══ EXERCISE MATERIALS ══
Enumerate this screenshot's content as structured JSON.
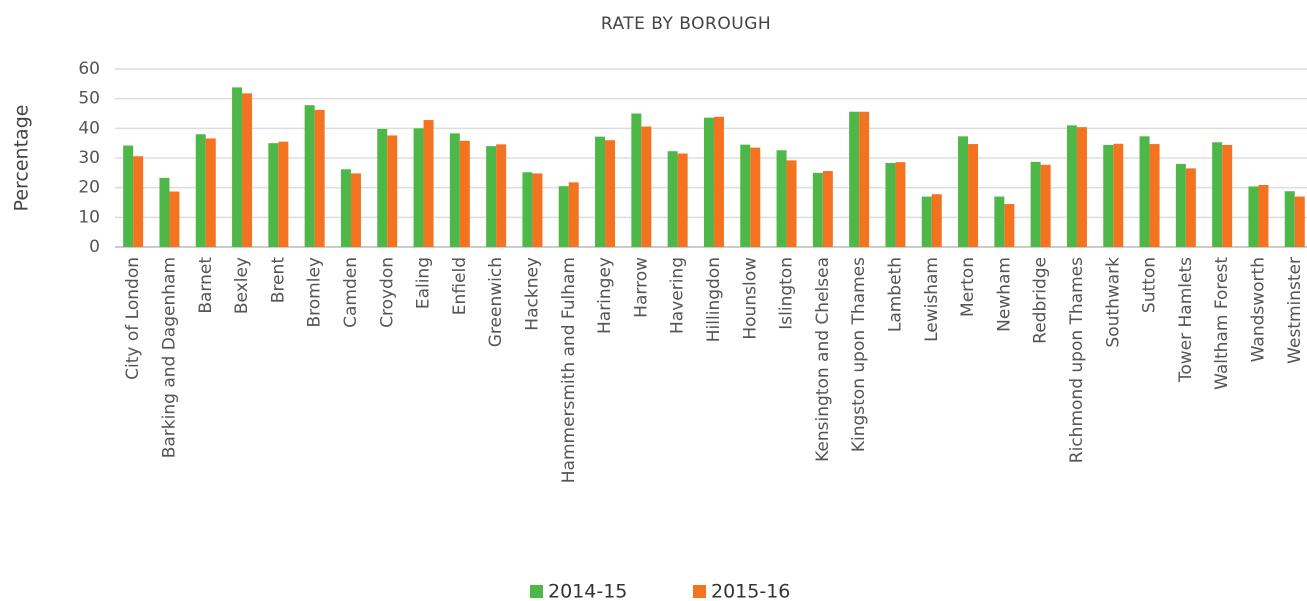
{
  "chart_data": {
    "type": "bar",
    "title": "RATE BY BOROUGH",
    "y_label": "Percentage",
    "categories": [
      "City of London",
      "Barking and Dagenham",
      "Barnet",
      "Bexley",
      "Brent",
      "Bromley",
      "Camden",
      "Croydon",
      "Ealing",
      "Enfield",
      "Greenwich",
      "Hackney",
      "Hammersmith and Fulham",
      "Haringey",
      "Harrow",
      "Havering",
      "Hillingdon",
      "Hounslow",
      "Islington",
      "Kensington and Chelsea",
      "Kingston upon Thames",
      "Lambeth",
      "Lewisham",
      "Merton",
      "Newham",
      "Redbridge",
      "Richmond upon Thames",
      "Southwark",
      "Sutton",
      "Tower Hamlets",
      "Waltham Forest",
      "Wandsworth",
      "Westminster"
    ],
    "series": [
      {
        "name": "2014-15",
        "color": "#4db848",
        "values": [
          34.2,
          23.3,
          38,
          53.8,
          35,
          47.8,
          26.2,
          39.8,
          40,
          38.3,
          34,
          25.2,
          20.5,
          37.2,
          45,
          32.3,
          43.6,
          34.5,
          32.6,
          25,
          45.6,
          28.3,
          17,
          37.3,
          17,
          28.7,
          41,
          34.4,
          37.3,
          28,
          35.3,
          20.4,
          18.8
        ]
      },
      {
        "name": "2015-16",
        "color": "#f47321",
        "values": [
          30.6,
          18.7,
          36.6,
          51.8,
          35.5,
          46.2,
          24.8,
          37.6,
          42.8,
          35.8,
          34.6,
          24.8,
          21.8,
          36,
          40.6,
          31.5,
          43.9,
          33.5,
          29.2,
          25.6,
          45.6,
          28.6,
          17.8,
          34.7,
          14.5,
          27.7,
          40.4,
          34.8,
          34.7,
          26.5,
          34.4,
          20.9,
          17
        ]
      }
    ],
    "ylim": [
      0,
      60
    ],
    "yticks": [
      0,
      10,
      20,
      30,
      40,
      50,
      60
    ],
    "grid": true,
    "legend": "bottom"
  }
}
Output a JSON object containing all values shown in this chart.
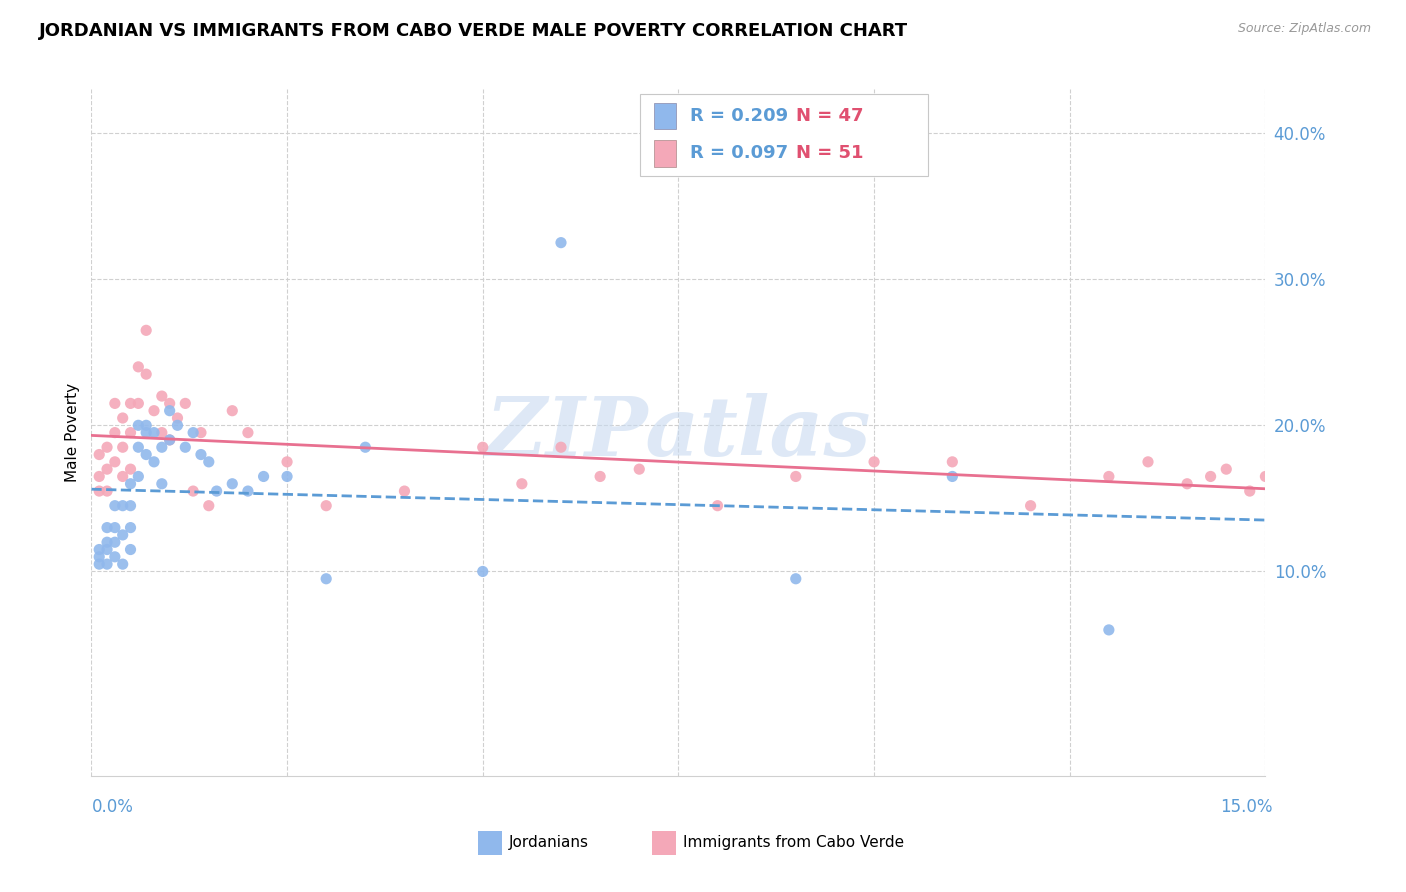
═══
PROBLEM STATEMENT:
Pick out the lines above containing the word "this", then copy them.

FINAL RESULT:
Enumerate this screenshot's content as structured JSON.
Output a JSON object containing all values shown in this chart.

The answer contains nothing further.